◆ **THE TASKS**:
a. Using the passage on the Clean Power Plan, answer these questions:
(i) How many premature deaths per year by 2030 did the Obama administration say the plan would help avoid?
(ii) By 2030, how many fewer missed school days per year did Mr. Obama's E.P.A. estimate the plan would bring?
(iii) What body reviewed the three-part modeling system the E.P.A. uses?
b. Rework the stretch of the Clean Power Plan passage from "By contrast, the" through "to the analysis.", changing "smog" to "haze".
c. Carry the passage on the Clean Power Plan forward from its final sentence.

◆ **READING PASSAGE**:
+ + + + +

By contrast, the Obama administration’s central argument for its Clean Power Plan was that it protected human health as well as the climate. Specifically, it said, it would help avoid between 1,500 and 3,600 premature deaths annually by 2030.

The Clean Power Plan aimed to curb planet-warming greenhouse gases by steering the energy sector away from coal and toward cleaner energy sources like wind and solar. According to its calculations, the decreased coal burning also would reduce other pollutants like sulfur dioxide, which poses respiratory risk, and nitrogen oxides that create ozone, better known as smog, which can damage lung tissue.

Mr. Obama’s E.P.A. also estimated that, by 2030, the Clean Power Plan would result in 180,000 fewer missed school days per year by children because of ozone-related illnesses. Asthma instances would also drop significantly, according to the analysis.

By contrast Mr. Trump’s analysis finds its plan would see 48,000 new cases of exacerbated asthma and at least 21,000 new missed days of school annually by 2030 because those pollutants would increase in the atmosphere rather than decrease.

“With the Trump dirty power plan we see again that the Trump administration cares more about extending the lives of coal plants than the American people,” said Conrad Schneider, advocacy director of the environmental nonprofit group Clean Air Task Force, an environmental nonprofit group.

The numbers in both the analysis for the Clean Power Plan as well as the Trump plan are derived from an intricate three-part modeling system reviewed by the National Academy of Sciences that the E.P.A. has used for decades to calculate the benefits and drawbacks of pollution regulation.

+ + + + +

◆ **DATA**:
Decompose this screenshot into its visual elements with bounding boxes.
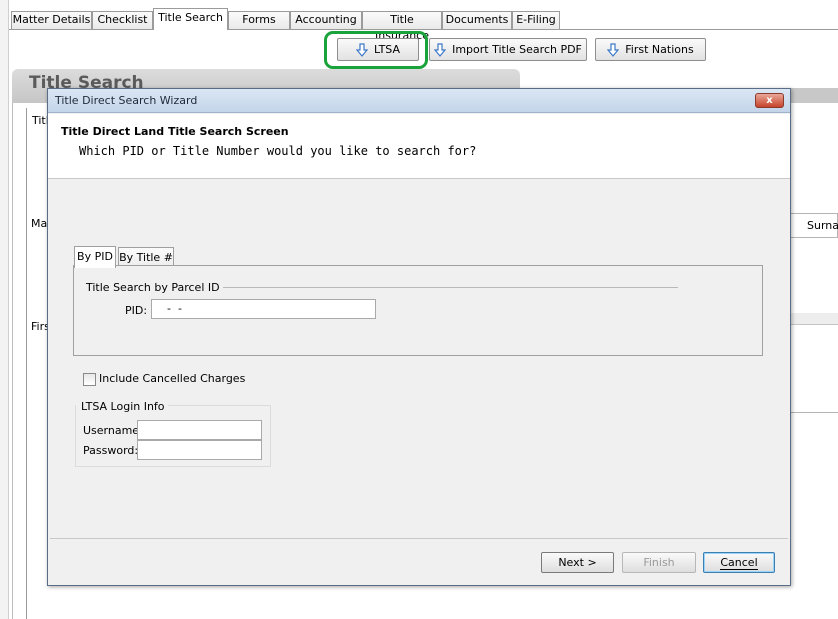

+ + + + +

◆ **RESPONSES FOR EACH TASK**:
a.
(i) Between 1,500 and 3,600
(ii) 180,000
(iii) The National Academy of Sciences

b.
By contrast, the Obama administration’s central argument for its Clean Power Plan was that it protected human health as well as the climate. Specifically, it said, it would help avoid between 1,500 and 3,600 premature deaths annually by 2030.

The Clean Power Plan aimed to curb planet-warming greenhouse gases by steering the energy sector away from coal and toward cleaner energy sources like wind and solar. According to its calculations, the decreased coal burning also would reduce other pollutants like sulfur dioxide, which poses respiratory risk, and nitrogen oxides that create ozone, better known as haze, which can damage lung tissue.

Mr. Obama’s E.P.A. also estimated that, by 2030, the Clean Power Plan would result in 180,000 fewer missed school days per year by children because of ozone-related illnesses. Asthma instances would also drop significantly, according to the analysis.

c.
The premature mortality numbers also draw from a landmark Harvard University study that definitively linked polluted air to premature deaths. The study, known as Six Cities, tracked thousands of people for nearly two decades and ultimately formed the backbone of federal air pollution regulations.

That study itself is now under attack at E.P.A. The agency is considering a separate rule to restrict the use of any study for which raw data cannot be published, as is the case with Six Cities, which is based on the confidential health records of its participants. Scientists overwhelmingly oppose the move, pointing out that participants in long-term health studies typically agree to take part only if their personal health information won’t be made public.

If the E.P.A. finalizes that restriction rule, Mr. Schneider said, it would be able to claim in future studies a far lower premature death rate for the Clean Power Plan replacement because the Harvard study would no longer be taken into account.

The analysis of the new Trump-administration plan does include premature-death scenarios based on studies that are considered less comprehensive than the Harvard study. Those analyses start at the possibility of an extra eight to 25 deaths a year under Mr. Trump’s climate plan.